## Set problem
Which lines have the string "detached"? Copy all of them from the entries below.

□ □ □ □

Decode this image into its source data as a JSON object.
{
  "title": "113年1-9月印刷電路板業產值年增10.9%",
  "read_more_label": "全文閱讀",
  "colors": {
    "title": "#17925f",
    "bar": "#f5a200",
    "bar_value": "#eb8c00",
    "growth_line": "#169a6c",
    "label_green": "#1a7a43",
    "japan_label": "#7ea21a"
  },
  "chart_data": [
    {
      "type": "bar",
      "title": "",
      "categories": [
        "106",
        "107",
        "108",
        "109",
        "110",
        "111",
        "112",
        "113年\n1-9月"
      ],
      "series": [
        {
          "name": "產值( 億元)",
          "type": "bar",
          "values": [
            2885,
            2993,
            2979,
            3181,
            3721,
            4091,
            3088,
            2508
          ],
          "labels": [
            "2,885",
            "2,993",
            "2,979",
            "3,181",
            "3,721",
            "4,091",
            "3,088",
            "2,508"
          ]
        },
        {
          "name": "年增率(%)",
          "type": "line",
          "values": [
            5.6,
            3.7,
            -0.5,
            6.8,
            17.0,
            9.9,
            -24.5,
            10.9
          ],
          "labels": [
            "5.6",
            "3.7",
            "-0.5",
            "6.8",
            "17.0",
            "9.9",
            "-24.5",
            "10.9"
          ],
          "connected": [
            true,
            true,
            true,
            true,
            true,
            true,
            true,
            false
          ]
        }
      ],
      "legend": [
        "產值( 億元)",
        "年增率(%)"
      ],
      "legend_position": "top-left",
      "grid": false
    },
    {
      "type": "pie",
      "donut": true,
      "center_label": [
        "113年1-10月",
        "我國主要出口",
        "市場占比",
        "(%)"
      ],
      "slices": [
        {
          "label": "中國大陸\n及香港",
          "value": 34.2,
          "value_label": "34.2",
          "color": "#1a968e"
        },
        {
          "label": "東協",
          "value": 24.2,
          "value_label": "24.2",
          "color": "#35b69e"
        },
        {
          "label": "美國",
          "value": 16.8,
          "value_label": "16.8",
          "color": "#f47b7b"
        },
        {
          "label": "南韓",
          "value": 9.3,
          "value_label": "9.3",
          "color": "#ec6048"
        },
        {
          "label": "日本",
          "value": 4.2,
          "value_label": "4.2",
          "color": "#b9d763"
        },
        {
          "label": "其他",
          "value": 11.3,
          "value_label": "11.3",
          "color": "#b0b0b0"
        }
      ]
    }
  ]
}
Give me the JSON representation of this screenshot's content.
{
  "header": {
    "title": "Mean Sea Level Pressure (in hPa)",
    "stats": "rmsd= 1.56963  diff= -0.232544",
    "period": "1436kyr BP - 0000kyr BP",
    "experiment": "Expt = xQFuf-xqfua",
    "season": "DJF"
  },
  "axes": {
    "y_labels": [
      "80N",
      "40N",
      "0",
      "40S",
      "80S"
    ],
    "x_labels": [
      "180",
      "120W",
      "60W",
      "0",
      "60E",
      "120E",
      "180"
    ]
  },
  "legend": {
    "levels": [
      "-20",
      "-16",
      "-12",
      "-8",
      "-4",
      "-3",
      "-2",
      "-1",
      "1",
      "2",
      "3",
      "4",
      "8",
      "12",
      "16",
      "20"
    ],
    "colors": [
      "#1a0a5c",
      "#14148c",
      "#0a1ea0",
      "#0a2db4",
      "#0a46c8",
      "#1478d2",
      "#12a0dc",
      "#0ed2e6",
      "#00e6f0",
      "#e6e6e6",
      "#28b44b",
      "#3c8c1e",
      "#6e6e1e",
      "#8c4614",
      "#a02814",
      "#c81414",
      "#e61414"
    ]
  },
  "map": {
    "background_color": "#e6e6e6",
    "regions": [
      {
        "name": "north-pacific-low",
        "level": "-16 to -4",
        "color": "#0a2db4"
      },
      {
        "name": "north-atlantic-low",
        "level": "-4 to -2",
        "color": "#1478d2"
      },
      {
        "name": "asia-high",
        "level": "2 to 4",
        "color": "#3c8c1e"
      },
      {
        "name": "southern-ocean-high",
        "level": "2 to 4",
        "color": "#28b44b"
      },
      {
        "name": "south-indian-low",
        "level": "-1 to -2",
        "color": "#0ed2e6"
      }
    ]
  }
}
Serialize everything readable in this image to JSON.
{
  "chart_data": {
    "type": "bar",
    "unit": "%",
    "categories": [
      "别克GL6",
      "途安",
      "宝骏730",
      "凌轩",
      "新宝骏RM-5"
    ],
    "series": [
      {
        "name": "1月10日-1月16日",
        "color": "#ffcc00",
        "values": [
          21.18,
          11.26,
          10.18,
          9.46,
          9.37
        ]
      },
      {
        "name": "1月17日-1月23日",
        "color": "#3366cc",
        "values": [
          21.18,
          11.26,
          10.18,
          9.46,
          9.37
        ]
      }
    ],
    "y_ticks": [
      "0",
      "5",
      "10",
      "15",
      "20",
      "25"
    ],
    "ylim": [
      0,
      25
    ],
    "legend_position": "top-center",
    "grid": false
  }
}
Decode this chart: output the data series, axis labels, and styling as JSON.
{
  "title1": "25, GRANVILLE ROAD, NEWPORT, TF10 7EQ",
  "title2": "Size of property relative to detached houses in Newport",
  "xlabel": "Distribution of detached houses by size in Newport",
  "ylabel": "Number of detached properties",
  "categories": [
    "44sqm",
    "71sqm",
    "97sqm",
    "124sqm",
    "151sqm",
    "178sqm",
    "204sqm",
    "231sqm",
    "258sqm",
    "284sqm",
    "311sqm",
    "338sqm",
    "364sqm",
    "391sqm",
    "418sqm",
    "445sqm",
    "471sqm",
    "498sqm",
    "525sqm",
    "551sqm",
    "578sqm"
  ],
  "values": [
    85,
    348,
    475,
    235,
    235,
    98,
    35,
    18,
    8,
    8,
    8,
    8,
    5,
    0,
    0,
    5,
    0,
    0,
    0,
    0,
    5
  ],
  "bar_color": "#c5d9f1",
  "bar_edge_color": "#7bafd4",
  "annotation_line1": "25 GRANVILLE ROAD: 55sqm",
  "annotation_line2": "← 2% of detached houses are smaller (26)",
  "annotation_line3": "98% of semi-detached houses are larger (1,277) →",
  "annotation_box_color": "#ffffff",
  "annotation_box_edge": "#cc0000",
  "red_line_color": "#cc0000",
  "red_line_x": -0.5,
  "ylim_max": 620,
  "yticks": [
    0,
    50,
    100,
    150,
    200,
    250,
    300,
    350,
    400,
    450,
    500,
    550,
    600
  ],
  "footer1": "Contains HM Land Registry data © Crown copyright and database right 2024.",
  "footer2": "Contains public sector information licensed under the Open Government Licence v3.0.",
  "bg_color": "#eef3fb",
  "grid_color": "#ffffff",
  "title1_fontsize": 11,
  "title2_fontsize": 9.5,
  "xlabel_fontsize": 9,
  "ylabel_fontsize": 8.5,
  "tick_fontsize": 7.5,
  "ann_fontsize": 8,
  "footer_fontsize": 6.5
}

□ □ □ □

## The result
  "title2": "Size of property relative to detached houses in Newport",
  "xlabel": "Distribution of detached houses by size in Newport",
  "ylabel": "Number of detached properties",
  "annotation_line2": "← 2% of detached houses are smaller (26)",
  "annotation_line3": "98% of semi-detached houses are larger (1,277) →",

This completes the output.